● Prompt
Retype each entry below exactly as it stands.

● Data for this exercise
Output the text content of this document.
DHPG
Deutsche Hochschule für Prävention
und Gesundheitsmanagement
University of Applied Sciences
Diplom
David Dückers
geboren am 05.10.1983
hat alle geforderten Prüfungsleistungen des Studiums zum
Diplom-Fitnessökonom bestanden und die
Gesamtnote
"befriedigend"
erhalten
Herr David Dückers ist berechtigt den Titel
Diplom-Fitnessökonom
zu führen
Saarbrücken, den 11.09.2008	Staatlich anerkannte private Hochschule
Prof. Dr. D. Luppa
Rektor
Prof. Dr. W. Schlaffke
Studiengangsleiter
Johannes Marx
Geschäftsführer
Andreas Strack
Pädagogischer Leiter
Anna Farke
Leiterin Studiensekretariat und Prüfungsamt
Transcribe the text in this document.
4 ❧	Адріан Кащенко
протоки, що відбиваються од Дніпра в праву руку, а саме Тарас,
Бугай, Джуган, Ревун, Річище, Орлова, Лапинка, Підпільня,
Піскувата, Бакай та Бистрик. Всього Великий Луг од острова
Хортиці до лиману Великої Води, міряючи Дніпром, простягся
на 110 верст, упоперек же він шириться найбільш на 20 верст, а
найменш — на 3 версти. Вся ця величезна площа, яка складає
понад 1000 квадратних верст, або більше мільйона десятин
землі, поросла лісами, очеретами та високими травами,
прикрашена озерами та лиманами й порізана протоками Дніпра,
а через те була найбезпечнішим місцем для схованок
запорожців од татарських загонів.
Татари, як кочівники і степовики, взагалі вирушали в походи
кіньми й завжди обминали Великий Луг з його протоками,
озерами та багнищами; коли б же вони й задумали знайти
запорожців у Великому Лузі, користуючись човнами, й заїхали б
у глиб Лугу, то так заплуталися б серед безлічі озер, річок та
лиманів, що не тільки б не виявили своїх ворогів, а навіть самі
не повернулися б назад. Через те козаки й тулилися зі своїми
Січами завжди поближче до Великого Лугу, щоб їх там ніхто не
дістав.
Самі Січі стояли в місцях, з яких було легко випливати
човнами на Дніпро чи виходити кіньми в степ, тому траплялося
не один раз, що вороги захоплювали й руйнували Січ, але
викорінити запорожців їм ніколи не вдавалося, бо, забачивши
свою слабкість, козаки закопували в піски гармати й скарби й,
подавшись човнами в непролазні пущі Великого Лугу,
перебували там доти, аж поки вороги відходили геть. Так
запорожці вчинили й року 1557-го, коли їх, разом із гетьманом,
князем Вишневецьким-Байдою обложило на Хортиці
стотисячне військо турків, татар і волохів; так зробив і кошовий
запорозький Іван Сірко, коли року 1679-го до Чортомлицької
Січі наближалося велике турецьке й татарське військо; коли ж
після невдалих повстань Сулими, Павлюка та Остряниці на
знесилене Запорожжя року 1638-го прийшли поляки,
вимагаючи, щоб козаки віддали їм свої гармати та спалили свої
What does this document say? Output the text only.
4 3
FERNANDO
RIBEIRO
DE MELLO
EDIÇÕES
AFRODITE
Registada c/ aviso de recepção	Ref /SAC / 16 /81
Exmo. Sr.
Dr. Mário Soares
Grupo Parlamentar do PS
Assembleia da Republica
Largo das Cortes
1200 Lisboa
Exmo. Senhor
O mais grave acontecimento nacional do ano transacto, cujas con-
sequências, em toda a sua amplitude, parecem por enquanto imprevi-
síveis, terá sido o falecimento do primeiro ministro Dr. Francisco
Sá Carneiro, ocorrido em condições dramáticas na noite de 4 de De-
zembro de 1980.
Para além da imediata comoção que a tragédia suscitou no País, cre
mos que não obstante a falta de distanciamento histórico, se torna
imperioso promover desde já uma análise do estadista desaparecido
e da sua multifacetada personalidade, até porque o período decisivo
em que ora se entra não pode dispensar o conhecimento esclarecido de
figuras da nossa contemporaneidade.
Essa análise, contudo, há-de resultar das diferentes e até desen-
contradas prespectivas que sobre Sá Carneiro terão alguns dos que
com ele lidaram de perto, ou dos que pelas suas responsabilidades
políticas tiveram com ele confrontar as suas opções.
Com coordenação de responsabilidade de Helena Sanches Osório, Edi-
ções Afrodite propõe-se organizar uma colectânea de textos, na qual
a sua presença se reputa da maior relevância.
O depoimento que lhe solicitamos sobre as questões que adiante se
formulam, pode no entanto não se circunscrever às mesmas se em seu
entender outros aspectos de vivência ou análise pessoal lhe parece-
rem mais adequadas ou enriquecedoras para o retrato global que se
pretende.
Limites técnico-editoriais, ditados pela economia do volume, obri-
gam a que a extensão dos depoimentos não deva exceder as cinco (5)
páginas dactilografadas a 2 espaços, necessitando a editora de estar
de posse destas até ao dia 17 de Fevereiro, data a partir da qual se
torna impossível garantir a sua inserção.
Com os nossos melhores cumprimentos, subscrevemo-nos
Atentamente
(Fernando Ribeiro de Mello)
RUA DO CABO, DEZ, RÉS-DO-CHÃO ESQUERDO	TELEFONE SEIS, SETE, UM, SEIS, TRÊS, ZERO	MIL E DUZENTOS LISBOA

● Response to the exercise
Output the text content of this document.
DHPG
Deutsche Hochschule für Prävention
und Gesundheitsmanagement
University of Applied Sciences
Diplom
David Dückers
geboren am 05.10.1983
hat alle geforderten Prüfungsleistungen des Studiums zum
Diplom-Fitnessökonom bestanden und die
Gesamtnote
"befriedigend"
erhalten
Herr David Dückers ist berechtigt den Titel
Diplom-Fitnessökonom
zu führen
Saarbrücken, den 11.09.2008	Staatlich anerkannte private Hochschule
Prof. Dr. D. Luppa
Rektor
Prof. Dr. W. Schlaffke
Studiengangsleiter
Johannes Marx
Geschäftsführer
Andreas Strack
Pädagogischer Leiter
Anna Farke
Leiterin Studiensekretariat und Prüfungsamt
Transcribe the text in this document.
4 ❧	Адріан Кащенко
протоки, що відбиваються од Дніпра в праву руку, а саме Тарас,
Бугай, Джуган, Ревун, Річище, Орлова, Лапинка, Підпільня,
Піскувата, Бакай та Бистрик. Всього Великий Луг од острова
Хортиці до лиману Великої Води, міряючи Дніпром, простягся
на 110 верст, упоперек же він шириться найбільш на 20 верст, а
найменш — на 3 версти. Вся ця величезна площа, яка складає
понад 1000 квадратних верст, або більше мільйона десятин
землі, поросла лісами, очеретами та високими травами,
прикрашена озерами та лиманами й порізана протоками Дніпра,
а через те була найбезпечнішим місцем для схованок
запорожців од татарських загонів.
Татари, як кочівники і степовики, взагалі вирушали в походи
кіньми й завжди обминали Великий Луг з його протоками,
озерами та багнищами; коли б же вони й задумали знайти
запорожців у Великому Лузі, користуючись човнами, й заїхали б
у глиб Лугу, то так заплуталися б серед безлічі озер, річок та
лиманів, що не тільки б не виявили своїх ворогів, а навіть самі
не повернулися б назад. Через те козаки й тулилися зі своїми
Січами завжди поближче до Великого Лугу, щоб їх там ніхто не
дістав.
Самі Січі стояли в місцях, з яких було легко випливати
човнами на Дніпро чи виходити кіньми в степ, тому траплялося
не один раз, що вороги захоплювали й руйнували Січ, але
викорінити запорожців їм ніколи не вдавалося, бо, забачивши
свою слабкість, козаки закопували в піски гармати й скарби й,
подавшись човнами в непролазні пущі Великого Лугу,
перебували там доти, аж поки вороги відходили геть. Так
запорожці вчинили й року 1557-го, коли їх, разом із гетьманом,
князем Вишневецьким-Байдою обложило на Хортиці
стотисячне військо турків, татар і волохів; так зробив і кошовий
запорозький Іван Сірко, коли року 1679-го до Чортомлицької
Січі наближалося велике турецьке й татарське військо; коли ж
після невдалих повстань Сулими, Павлюка та Остряниці на
знесилене Запорожжя року 1638-го прийшли поляки,
вимагаючи, щоб козаки віддали їм свої гармати та спалили свої
What does this document say? Output the text only.
4 3
FERNANDO
RIBEIRO
DE MELLO
EDIÇÕES
AFRODITE
Registada c/ aviso de recepção	Ref /SAC / 16 /81
Exmo. Sr.
Dr. Mário Soares
Grupo Parlamentar do PS
Assembleia da Republica
Largo das Cortes
1200 Lisboa
Exmo. Senhor
O mais grave acontecimento nacional do ano transacto, cujas con-
sequências, em toda a sua amplitude, parecem por enquanto imprevi-
síveis, terá sido o falecimento do primeiro ministro Dr. Francisco
Sá Carneiro, ocorrido em condições dramáticas na noite de 4 de De-
zembro de 1980.
Para além da imediata comoção que a tragédia suscitou no País, cre
mos que não obstante a falta de distanciamento histórico, se torna
imperioso promover desde já uma análise do estadista desaparecido
e da sua multifacetada personalidade, até porque o período decisivo
em que ora se entra não pode dispensar o conhecimento esclarecido de
figuras da nossa contemporaneidade.
Essa análise, contudo, há-de resultar das diferentes e até desen-
contradas prespectivas que sobre Sá Carneiro terão alguns dos que
com ele lidaram de perto, ou dos que pelas suas responsabilidades
políticas tiveram com ele confrontar as suas opções.
Com coordenação de responsabilidade de Helena Sanches Osório, Edi-
ções Afrodite propõe-se organizar uma colectânea de textos, na qual
a sua presença se reputa da maior relevância.
O depoimento que lhe solicitamos sobre as questões que adiante se
formulam, pode no entanto não se circunscrever às mesmas se em seu
entender outros aspectos de vivência ou análise pessoal lhe parece-
rem mais adequadas ou enriquecedoras para o retrato global que se
pretende.
Limites técnico-editoriais, ditados pela economia do volume, obri-
gam a que a extensão dos depoimentos não deva exceder as cinco (5)
páginas dactilografadas a 2 espaços, necessitando a editora de estar
de posse destas até ao dia 17 de Fevereiro, data a partir da qual se
torna impossível garantir a sua inserção.
Com os nossos melhores cumprimentos, subscrevemo-nos
Atentamente
(Fernando Ribeiro de Mello)
RUA DO CABO, DEZ, RÉS-DO-CHÃO ESQUERDO	TELEFONE SEIS, SETE, UM, SEIS, TRÊS, ZERO	MIL E DUZENTOS LISBOA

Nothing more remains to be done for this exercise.